_OBJECTIVE_. Copy out each of the following entries line for line, leaving every character as it appears.

══ RECORD EXCERPTS

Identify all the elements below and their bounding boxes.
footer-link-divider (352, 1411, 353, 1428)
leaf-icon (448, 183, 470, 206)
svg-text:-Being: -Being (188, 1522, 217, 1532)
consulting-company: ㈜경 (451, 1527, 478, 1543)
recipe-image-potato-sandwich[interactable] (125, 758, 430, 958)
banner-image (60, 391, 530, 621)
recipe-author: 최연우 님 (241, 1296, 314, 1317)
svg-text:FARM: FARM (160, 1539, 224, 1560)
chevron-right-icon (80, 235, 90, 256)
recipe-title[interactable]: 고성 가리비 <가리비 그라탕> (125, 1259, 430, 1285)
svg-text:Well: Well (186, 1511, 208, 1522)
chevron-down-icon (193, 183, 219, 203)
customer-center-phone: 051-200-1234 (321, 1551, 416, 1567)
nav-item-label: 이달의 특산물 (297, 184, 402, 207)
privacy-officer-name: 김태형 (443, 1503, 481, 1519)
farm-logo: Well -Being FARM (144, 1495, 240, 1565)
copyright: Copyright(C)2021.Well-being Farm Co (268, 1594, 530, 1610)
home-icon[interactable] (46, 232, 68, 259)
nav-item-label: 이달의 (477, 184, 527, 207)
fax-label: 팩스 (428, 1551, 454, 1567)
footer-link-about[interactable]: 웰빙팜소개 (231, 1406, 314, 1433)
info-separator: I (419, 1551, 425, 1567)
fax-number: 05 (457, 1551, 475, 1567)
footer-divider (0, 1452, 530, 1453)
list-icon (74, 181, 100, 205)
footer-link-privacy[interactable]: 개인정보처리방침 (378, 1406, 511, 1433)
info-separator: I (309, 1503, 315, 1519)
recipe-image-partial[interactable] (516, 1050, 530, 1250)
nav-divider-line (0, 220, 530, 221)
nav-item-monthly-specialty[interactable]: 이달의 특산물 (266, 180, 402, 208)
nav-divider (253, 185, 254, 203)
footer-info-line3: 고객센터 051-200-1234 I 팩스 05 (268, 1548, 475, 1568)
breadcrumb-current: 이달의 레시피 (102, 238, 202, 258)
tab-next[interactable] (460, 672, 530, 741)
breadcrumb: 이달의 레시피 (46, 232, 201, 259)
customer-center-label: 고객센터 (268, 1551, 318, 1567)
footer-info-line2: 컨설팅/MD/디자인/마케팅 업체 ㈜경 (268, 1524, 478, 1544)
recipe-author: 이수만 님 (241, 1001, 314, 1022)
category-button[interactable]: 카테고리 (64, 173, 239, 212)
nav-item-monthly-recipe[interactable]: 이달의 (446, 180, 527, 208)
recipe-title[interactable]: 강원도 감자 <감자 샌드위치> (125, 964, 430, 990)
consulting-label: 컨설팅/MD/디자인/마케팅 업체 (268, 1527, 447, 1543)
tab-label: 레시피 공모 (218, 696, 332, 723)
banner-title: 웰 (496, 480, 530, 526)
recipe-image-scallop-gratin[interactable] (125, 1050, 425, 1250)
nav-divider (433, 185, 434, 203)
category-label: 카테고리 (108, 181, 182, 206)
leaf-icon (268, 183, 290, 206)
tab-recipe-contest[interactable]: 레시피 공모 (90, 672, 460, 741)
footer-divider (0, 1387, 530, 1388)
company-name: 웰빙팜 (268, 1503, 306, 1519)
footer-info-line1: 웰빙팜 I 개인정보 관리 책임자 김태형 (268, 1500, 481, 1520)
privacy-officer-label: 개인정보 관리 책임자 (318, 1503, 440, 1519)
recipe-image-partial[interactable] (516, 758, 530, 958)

════

_OUTPUT BELOW_.
Identify all the elements below and their bounding boxes.
footer-link-divider (352, 1411, 353, 1428)
leaf-icon (448, 183, 470, 206)
svg-text:-Being: -Being (188, 1522, 217, 1532)
consulting-company: ㈜경 (451, 1527, 478, 1543)
recipe-image-potato-sandwich[interactable] (125, 758, 430, 958)
banner-image (60, 391, 530, 621)
recipe-author: 최연우 님 (241, 1296, 314, 1317)
svg-text:FARM: FARM (160, 1539, 224, 1560)
chevron-right-icon (80, 235, 90, 256)
recipe-title[interactable]: 고성 가리비 <가리비 그라탕> (125, 1259, 430, 1285)
svg-text:Well: Well (186, 1511, 208, 1522)
chevron-down-icon (193, 183, 219, 203)
customer-center-phone: 051-200-1234 (321, 1551, 416, 1567)
nav-item-label: 이달의 특산물 (297, 184, 402, 207)
privacy-officer-name: 김태형 (443, 1503, 481, 1519)
farm-logo: Well -Being FARM (144, 1495, 240, 1565)
copyright: Copyright(C)2021.Well-being Farm Co (268, 1594, 530, 1610)
home-icon[interactable] (46, 232, 68, 259)
nav-item-label: 이달의 (477, 184, 527, 207)
fax-label: 팩스 (428, 1551, 454, 1567)
footer-link-about[interactable]: 웰빙팜소개 (231, 1406, 314, 1433)
info-separator: I (419, 1551, 425, 1567)
fax-number: 05 (457, 1551, 475, 1567)
footer-divider (0, 1452, 530, 1453)
list-icon (74, 181, 100, 205)
footer-link-privacy[interactable]: 개인정보처리방침 (378, 1406, 511, 1433)
info-separator: I (309, 1503, 315, 1519)
recipe-image-partial[interactable] (516, 1050, 530, 1250)
nav-divider-line (0, 220, 530, 221)
nav-item-monthly-specialty[interactable]: 이달의 특산물 (266, 180, 402, 208)
nav-divider (253, 185, 254, 203)
footer-info-line3: 고객센터 051-200-1234 I 팩스 05 (268, 1548, 475, 1568)
breadcrumb-current: 이달의 레시피 (102, 238, 202, 258)
tab-next[interactable] (460, 672, 530, 741)
breadcrumb: 이달의 레시피 (46, 232, 201, 259)
customer-center-label: 고객센터 (268, 1551, 318, 1567)
footer-info-line2: 컨설팅/MD/디자인/마케팅 업체 ㈜경 (268, 1524, 478, 1544)
recipe-author: 이수만 님 (241, 1001, 314, 1022)
category-button[interactable]: 카테고리 (64, 173, 239, 212)
nav-item-monthly-recipe[interactable]: 이달의 (446, 180, 527, 208)
recipe-title[interactable]: 강원도 감자 <감자 샌드위치> (125, 964, 430, 990)
consulting-label: 컨설팅/MD/디자인/마케팅 업체 (268, 1527, 447, 1543)
tab-label: 레시피 공모 (218, 696, 332, 723)
banner-title: 웰 (496, 480, 530, 526)
recipe-image-scallop-gratin[interactable] (125, 1050, 425, 1250)
nav-divider (433, 185, 434, 203)
category-label: 카테고리 (108, 181, 182, 206)
leaf-icon (268, 183, 290, 206)
tab-recipe-contest[interactable]: 레시피 공모 (90, 672, 460, 741)
footer-divider (0, 1387, 530, 1388)
company-name: 웰빙팜 (268, 1503, 306, 1519)
footer-info-line1: 웰빙팜 I 개인정보 관리 책임자 김태형 (268, 1500, 481, 1520)
privacy-officer-label: 개인정보 관리 책임자 (318, 1503, 440, 1519)
recipe-image-partial[interactable] (516, 758, 530, 958)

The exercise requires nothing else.